▶ **REQUIRED WORK**
Repeat only the lines from the one holding "Give me the" down to the last line of the listing below, including both of those lines.

▶ **RECORDS**
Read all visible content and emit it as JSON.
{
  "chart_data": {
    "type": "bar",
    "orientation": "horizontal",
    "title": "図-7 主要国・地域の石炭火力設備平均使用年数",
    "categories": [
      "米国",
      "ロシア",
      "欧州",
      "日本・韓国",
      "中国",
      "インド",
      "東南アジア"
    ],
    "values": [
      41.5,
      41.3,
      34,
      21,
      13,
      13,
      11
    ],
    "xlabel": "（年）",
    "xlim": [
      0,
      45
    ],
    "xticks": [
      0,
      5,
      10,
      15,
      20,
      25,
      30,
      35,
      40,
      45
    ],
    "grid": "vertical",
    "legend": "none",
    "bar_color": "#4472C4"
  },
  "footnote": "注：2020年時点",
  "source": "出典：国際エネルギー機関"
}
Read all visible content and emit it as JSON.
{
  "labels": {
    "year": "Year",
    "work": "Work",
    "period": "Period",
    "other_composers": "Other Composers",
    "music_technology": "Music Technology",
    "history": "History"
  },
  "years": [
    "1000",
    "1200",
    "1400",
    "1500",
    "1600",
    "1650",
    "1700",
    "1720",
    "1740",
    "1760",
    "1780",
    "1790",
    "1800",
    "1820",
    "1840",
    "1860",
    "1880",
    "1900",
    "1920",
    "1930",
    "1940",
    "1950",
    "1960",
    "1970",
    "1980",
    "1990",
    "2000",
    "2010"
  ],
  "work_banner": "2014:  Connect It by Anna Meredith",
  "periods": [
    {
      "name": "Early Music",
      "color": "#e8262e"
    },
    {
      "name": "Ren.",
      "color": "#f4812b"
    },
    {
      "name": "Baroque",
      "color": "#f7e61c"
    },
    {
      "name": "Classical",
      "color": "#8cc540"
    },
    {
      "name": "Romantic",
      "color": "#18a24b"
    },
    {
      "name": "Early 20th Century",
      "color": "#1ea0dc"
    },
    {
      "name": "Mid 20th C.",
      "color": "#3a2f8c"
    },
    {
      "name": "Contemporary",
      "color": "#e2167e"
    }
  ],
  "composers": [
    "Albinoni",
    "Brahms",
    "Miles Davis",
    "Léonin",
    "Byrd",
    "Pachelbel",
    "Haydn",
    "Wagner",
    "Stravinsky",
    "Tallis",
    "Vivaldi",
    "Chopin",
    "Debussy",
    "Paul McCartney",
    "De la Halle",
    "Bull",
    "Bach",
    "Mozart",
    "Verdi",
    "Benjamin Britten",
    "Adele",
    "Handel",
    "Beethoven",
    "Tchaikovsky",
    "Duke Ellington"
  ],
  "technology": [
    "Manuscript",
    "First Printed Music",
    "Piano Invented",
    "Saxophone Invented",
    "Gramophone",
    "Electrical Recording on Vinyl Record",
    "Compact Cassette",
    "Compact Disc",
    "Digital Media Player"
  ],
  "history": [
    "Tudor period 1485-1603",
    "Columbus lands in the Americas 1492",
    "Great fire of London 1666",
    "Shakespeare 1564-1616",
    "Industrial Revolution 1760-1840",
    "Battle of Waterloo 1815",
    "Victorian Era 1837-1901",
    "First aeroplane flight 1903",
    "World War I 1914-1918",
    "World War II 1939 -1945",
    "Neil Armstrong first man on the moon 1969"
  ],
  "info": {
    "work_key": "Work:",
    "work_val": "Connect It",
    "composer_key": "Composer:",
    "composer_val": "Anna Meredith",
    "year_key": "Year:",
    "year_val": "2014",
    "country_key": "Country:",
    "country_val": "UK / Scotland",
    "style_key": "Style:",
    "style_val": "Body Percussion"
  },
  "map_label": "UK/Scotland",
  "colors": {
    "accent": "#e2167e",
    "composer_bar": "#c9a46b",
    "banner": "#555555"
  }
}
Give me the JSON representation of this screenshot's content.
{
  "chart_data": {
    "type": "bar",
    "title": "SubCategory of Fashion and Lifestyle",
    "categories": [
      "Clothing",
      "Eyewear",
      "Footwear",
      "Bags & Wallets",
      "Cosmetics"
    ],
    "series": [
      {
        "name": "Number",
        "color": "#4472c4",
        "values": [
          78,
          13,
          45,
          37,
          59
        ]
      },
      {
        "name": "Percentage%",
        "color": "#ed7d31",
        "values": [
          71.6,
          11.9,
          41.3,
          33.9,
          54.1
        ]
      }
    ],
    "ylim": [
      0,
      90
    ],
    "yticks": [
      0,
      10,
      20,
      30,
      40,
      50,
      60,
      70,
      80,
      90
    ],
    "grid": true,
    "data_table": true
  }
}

▶ **ANSWER FOR THE TASK**
Give me the JSON representation of this screenshot's content.
{
  "chart_data": {
    "type": "bar",
    "title": "SubCategory of Fashion and Lifestyle",
    "categories": [
      "Clothing",
      "Eyewear",
      "Footwear",
      "Bags & Wallets",
      "Cosmetics"
    ],
    "series": [
      {
        "name": "Number",
        "color": "#4472c4",
        "values": [
          78,
          13,
          45,
          37,
          59
        ]
      },
      {
        "name": "Percentage%",
        "color": "#ed7d31",
        "values": [
          71.6,
          11.9,
          41.3,
          33.9,
          54.1
        ]
      }
    ],
    "ylim": [
      0,
      90
    ],
    "yticks": [
      0,
      10,
      20,
      30,
      40,
      50,
      60,
      70,
      80,
      90
    ],
    "grid": true,
    "data_table": true
  }
}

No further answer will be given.